Pick out each line in these entries that contains the string "海外公民登记".

(Dataset items)
#####
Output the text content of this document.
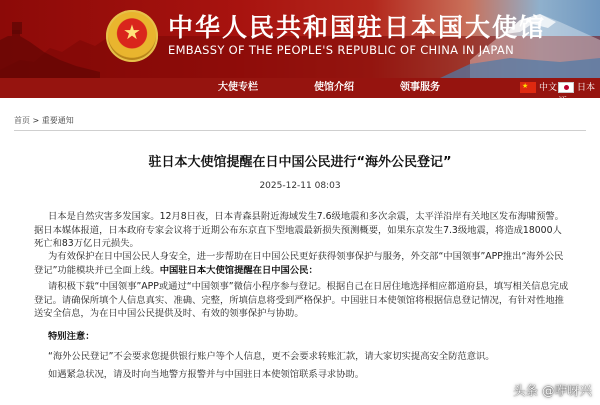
★	中华人民共和国驻日本国大使馆
EMBASSY OF THE PEOPLE'S REPUBLIC OF CHINA IN JAPAN
大使专栏	使馆介绍	领事服务	★ 中文	日本語
首页 > 重要通知
驻日本大使馆提醒在日中国公民进行“海外公民登记”
2025-12-11 08:03

日本是自然灾害多发国家。12月8日夜，日本青森县附近海域发生7.6级地震和多次余震，太平洋沿岸有关地区发布海啸预警。据日本媒体报道，日本政府专家会议将于近期公布东京直下型地震最新损失预测概要，如果东京发生7.3级地震，将造成18000人死亡和83万亿日元损失。

为有效保护在日中国公民人身安全，进一步帮助在日中国公民更好获得领事保护与服务，外交部“中国领事”APP推出“海外公民登记”功能模块并已全面上线。中国驻日本大使馆提醒在日中国公民：

请积极下载“中国领事”APP或通过“中国领事”微信小程序参与登记。根据自己在日居住地选择相应都道府县，填写相关信息完成登记。请确保所填个人信息真实、准确、完整，所填信息将受到严格保护。中国驻日本使领馆将根据信息登记情况，有针对性地推送安全信息，为在日中国公民提供及时、有效的领事保护与协助。

特别注意：

“海外公民登记”不会要求您提供银行账户等个人信息，更不会要求转账汇款，请大家切实提高安全防范意识。

如遇紧急状况，请及时向当地警方报警并与中国驻日本使领馆联系寻求协助。

头条 @咿呀兴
#####
Output for this task:
驻日本大使馆提醒在日中国公民进行“海外公民登记”
为有效保护在日中国公民人身安全，进一步帮助在日中国公民更好获得领事保护与服务，外交部“中国领事”APP推出“海外公民登记”功能模块并已全面上线。中国驻日本大使馆提醒在日中国公民：
“海外公民登记”不会要求您提供银行账户等个人信息，更不会要求转账汇款，请大家切实提高安全防范意识。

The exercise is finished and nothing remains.